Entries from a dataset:
####################

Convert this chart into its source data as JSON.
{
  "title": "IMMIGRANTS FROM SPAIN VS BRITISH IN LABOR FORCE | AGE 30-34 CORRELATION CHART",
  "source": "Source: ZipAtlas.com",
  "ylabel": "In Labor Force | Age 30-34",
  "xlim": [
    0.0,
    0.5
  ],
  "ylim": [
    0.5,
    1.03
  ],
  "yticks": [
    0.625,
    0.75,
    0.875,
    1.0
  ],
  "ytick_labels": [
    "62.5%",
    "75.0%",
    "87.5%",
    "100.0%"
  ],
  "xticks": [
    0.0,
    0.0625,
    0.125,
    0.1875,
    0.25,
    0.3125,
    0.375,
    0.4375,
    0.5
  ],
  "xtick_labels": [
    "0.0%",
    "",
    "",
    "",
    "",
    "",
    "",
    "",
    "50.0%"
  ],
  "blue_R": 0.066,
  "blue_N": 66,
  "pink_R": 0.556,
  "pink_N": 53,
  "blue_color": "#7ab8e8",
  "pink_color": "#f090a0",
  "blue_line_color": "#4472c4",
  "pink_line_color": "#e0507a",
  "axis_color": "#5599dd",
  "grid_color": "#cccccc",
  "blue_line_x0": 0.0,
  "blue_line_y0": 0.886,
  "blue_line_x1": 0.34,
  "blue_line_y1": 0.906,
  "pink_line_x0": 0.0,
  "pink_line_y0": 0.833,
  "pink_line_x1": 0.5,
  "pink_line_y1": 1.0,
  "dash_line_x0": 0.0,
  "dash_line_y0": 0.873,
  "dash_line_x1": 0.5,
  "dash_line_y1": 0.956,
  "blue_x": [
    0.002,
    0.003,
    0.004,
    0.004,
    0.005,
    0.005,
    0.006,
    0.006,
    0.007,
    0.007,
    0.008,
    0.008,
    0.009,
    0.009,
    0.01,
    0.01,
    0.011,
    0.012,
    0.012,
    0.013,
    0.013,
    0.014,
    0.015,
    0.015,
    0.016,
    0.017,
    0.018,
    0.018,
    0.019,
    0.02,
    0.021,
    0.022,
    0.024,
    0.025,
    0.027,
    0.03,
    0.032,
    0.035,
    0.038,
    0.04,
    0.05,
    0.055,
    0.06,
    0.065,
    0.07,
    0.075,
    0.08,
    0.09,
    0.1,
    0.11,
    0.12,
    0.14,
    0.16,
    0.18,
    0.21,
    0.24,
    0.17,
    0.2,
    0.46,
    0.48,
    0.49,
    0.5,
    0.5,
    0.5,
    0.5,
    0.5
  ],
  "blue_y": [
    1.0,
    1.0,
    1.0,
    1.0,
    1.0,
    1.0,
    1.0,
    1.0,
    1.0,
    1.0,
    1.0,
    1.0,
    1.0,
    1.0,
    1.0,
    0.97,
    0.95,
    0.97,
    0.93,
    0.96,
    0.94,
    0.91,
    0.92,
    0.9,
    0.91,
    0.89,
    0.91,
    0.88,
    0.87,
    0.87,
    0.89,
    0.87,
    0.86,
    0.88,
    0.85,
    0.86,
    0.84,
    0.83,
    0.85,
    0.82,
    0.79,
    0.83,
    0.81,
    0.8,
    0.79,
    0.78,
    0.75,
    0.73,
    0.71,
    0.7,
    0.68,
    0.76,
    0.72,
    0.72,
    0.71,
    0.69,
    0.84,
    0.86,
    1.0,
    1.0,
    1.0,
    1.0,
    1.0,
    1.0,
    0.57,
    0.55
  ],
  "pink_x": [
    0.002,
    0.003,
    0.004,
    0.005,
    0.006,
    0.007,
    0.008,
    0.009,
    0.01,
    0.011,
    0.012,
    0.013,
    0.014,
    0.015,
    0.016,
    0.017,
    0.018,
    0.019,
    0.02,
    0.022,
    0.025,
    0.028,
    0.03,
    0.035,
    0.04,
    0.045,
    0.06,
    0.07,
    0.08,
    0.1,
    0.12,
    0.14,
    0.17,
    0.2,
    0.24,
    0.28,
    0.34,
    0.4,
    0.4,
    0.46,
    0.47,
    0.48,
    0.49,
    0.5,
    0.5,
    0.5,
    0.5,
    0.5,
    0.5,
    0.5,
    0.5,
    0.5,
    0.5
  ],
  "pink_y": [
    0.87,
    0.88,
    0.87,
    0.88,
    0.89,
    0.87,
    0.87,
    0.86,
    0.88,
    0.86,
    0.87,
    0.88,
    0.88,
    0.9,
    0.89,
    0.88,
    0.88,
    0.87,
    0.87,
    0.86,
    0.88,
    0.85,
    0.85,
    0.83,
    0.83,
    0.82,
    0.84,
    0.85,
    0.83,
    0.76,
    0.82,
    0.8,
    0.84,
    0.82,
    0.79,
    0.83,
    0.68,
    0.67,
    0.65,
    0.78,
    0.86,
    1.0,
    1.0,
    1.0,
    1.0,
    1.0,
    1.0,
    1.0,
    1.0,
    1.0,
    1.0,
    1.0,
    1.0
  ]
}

####################

* [Work to do] Count how many lines in the data above hold the string "source", and give the number with no other words.

* [Task answer] 2